• [Description of the task]: Copy out the entries exactly, from the first line to the last.
# # # # # # #
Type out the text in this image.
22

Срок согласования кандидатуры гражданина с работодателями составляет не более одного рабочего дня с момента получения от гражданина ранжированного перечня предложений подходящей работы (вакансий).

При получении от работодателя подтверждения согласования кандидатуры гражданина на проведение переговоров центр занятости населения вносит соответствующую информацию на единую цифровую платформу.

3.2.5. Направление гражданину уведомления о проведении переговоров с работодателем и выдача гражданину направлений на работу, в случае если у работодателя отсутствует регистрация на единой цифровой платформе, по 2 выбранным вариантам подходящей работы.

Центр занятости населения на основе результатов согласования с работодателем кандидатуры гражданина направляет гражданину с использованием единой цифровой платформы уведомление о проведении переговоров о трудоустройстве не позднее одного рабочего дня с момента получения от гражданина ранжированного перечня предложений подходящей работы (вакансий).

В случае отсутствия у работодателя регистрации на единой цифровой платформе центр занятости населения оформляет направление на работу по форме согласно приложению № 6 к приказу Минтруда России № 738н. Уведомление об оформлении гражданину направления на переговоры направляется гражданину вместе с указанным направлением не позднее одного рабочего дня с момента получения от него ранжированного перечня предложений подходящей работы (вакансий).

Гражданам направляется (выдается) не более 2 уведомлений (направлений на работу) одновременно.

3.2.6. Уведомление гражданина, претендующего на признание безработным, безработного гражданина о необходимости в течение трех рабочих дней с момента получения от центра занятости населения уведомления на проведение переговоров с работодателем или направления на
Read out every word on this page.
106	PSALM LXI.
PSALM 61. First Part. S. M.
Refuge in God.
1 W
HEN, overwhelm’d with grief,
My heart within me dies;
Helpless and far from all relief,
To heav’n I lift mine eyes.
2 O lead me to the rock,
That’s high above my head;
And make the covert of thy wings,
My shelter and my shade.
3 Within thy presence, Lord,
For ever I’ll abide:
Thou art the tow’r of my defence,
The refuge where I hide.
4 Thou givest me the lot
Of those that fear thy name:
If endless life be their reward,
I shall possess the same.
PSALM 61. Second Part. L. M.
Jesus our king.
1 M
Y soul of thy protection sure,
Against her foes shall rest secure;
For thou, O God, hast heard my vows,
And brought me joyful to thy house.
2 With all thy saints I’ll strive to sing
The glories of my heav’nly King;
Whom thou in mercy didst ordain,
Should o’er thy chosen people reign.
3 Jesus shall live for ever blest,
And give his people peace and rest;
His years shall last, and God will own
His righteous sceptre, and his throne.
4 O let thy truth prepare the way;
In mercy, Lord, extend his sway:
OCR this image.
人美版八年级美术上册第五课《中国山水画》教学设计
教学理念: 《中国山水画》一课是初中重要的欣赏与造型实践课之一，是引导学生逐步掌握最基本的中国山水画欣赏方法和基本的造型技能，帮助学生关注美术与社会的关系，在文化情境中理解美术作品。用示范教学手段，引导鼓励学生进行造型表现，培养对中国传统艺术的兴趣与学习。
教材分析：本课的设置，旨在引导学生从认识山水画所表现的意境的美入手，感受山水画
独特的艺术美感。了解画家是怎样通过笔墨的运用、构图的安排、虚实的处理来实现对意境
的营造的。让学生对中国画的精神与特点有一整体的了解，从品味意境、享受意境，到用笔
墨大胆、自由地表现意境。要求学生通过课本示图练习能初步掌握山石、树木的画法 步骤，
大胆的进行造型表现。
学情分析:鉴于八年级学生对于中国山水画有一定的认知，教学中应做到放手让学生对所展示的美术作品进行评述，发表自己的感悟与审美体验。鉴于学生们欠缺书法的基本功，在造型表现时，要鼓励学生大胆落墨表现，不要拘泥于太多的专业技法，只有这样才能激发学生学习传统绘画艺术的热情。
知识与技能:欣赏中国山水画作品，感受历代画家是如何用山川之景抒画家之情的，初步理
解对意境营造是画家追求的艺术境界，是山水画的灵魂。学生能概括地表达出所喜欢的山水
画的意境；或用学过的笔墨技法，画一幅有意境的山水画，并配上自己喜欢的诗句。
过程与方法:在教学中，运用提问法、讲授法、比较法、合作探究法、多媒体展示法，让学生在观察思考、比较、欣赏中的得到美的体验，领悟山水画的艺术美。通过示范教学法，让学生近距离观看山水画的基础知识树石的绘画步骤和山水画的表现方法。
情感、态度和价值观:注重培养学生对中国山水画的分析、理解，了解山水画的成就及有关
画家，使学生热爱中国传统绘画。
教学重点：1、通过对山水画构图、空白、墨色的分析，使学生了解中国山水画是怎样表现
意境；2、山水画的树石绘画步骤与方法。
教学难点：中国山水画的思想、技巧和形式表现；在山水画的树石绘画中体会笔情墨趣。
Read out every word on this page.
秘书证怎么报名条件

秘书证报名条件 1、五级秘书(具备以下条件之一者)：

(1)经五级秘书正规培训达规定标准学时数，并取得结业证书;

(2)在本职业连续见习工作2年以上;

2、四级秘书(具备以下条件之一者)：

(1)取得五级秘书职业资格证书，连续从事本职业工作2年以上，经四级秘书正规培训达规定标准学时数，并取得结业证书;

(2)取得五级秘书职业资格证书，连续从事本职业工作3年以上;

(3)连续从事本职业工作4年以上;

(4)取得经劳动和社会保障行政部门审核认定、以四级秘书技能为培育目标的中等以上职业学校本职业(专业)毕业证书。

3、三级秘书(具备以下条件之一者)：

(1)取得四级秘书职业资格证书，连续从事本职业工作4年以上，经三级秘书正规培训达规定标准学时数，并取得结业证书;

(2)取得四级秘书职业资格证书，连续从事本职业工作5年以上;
# # # # # # #
• [Full output]:
Type out the text in this image.
22

Срок согласования кандидатуры гражданина с работодателями составляет не более одного рабочего дня с момента получения от гражданина ранжированного перечня предложений подходящей работы (вакансий).

При получении от работодателя подтверждения согласования кандидатуры гражданина на проведение переговоров центр занятости населения вносит соответствующую информацию на единую цифровую платформу.

3.2.5. Направление гражданину уведомления о проведении переговоров с работодателем и выдача гражданину направлений на работу, в случае если у работодателя отсутствует регистрация на единой цифровой платформе, по 2 выбранным вариантам подходящей работы.

Центр занятости населения на основе результатов согласования с работодателем кандидатуры гражданина направляет гражданину с использованием единой цифровой платформы уведомление о проведении переговоров о трудоустройстве не позднее одного рабочего дня с момента получения от гражданина ранжированного перечня предложений подходящей работы (вакансий).

В случае отсутствия у работодателя регистрации на единой цифровой платформе центр занятости населения оформляет направление на работу по форме согласно приложению № 6 к приказу Минтруда России № 738н. Уведомление об оформлении гражданину направления на переговоры направляется гражданину вместе с указанным направлением не позднее одного рабочего дня с момента получения от него ранжированного перечня предложений подходящей работы (вакансий).

Гражданам направляется (выдается) не более 2 уведомлений (направлений на работу) одновременно.

3.2.6. Уведомление гражданина, претендующего на признание безработным, безработного гражданина о необходимости в течение трех рабочих дней с момента получения от центра занятости населения уведомления на проведение переговоров с работодателем или направления на
Read out every word on this page.
106	PSALM LXI.
PSALM 61. First Part. S. M.
Refuge in God.
1 W
HEN, overwhelm’d with grief,
My heart within me dies;
Helpless and far from all relief,
To heav’n I lift mine eyes.
2 O lead me to the rock,
That’s high above my head;
And make the covert of thy wings,
My shelter and my shade.
3 Within thy presence, Lord,
For ever I’ll abide:
Thou art the tow’r of my defence,
The refuge where I hide.
4 Thou givest me the lot
Of those that fear thy name:
If endless life be their reward,
I shall possess the same.
PSALM 61. Second Part. L. M.
Jesus our king.
1 M
Y soul of thy protection sure,
Against her foes shall rest secure;
For thou, O God, hast heard my vows,
And brought me joyful to thy house.
2 With all thy saints I’ll strive to sing
The glories of my heav’nly King;
Whom thou in mercy didst ordain,
Should o’er thy chosen people reign.
3 Jesus shall live for ever blest,
And give his people peace and rest;
His years shall last, and God will own
His righteous sceptre, and his throne.
4 O let thy truth prepare the way;
In mercy, Lord, extend his sway:
OCR this image.
人美版八年级美术上册第五课《中国山水画》教学设计
教学理念: 《中国山水画》一课是初中重要的欣赏与造型实践课之一，是引导学生逐步掌握最基本的中国山水画欣赏方法和基本的造型技能，帮助学生关注美术与社会的关系，在文化情境中理解美术作品。用示范教学手段，引导鼓励学生进行造型表现，培养对中国传统艺术的兴趣与学习。
教材分析：本课的设置，旨在引导学生从认识山水画所表现的意境的美入手，感受山水画
独特的艺术美感。了解画家是怎样通过笔墨的运用、构图的安排、虚实的处理来实现对意境
的营造的。让学生对中国画的精神与特点有一整体的了解，从品味意境、享受意境，到用笔
墨大胆、自由地表现意境。要求学生通过课本示图练习能初步掌握山石、树木的画法 步骤，
大胆的进行造型表现。
学情分析:鉴于八年级学生对于中国山水画有一定的认知，教学中应做到放手让学生对所展示的美术作品进行评述，发表自己的感悟与审美体验。鉴于学生们欠缺书法的基本功，在造型表现时，要鼓励学生大胆落墨表现，不要拘泥于太多的专业技法，只有这样才能激发学生学习传统绘画艺术的热情。
知识与技能:欣赏中国山水画作品，感受历代画家是如何用山川之景抒画家之情的，初步理
解对意境营造是画家追求的艺术境界，是山水画的灵魂。学生能概括地表达出所喜欢的山水
画的意境；或用学过的笔墨技法，画一幅有意境的山水画，并配上自己喜欢的诗句。
过程与方法:在教学中，运用提问法、讲授法、比较法、合作探究法、多媒体展示法，让学生在观察思考、比较、欣赏中的得到美的体验，领悟山水画的艺术美。通过示范教学法，让学生近距离观看山水画的基础知识树石的绘画步骤和山水画的表现方法。
情感、态度和价值观:注重培养学生对中国山水画的分析、理解，了解山水画的成就及有关
画家，使学生热爱中国传统绘画。
教学重点：1、通过对山水画构图、空白、墨色的分析，使学生了解中国山水画是怎样表现
意境；2、山水画的树石绘画步骤与方法。
教学难点：中国山水画的思想、技巧和形式表现；在山水画的树石绘画中体会笔情墨趣。
Read out every word on this page.
秘书证怎么报名条件

秘书证报名条件 1、五级秘书(具备以下条件之一者)：

(1)经五级秘书正规培训达规定标准学时数，并取得结业证书;

(2)在本职业连续见习工作2年以上;

2、四级秘书(具备以下条件之一者)：

(1)取得五级秘书职业资格证书，连续从事本职业工作2年以上，经四级秘书正规培训达规定标准学时数，并取得结业证书;

(2)取得五级秘书职业资格证书，连续从事本职业工作3年以上;

(3)连续从事本职业工作4年以上;

(4)取得经劳动和社会保障行政部门审核认定、以四级秘书技能为培育目标的中等以上职业学校本职业(专业)毕业证书。

3、三级秘书(具备以下条件之一者)：

(1)取得四级秘书职业资格证书，连续从事本职业工作4年以上，经三级秘书正规培训达规定标准学时数，并取得结业证书;

(2)取得四级秘书职业资格证书，连续从事本职业工作5年以上;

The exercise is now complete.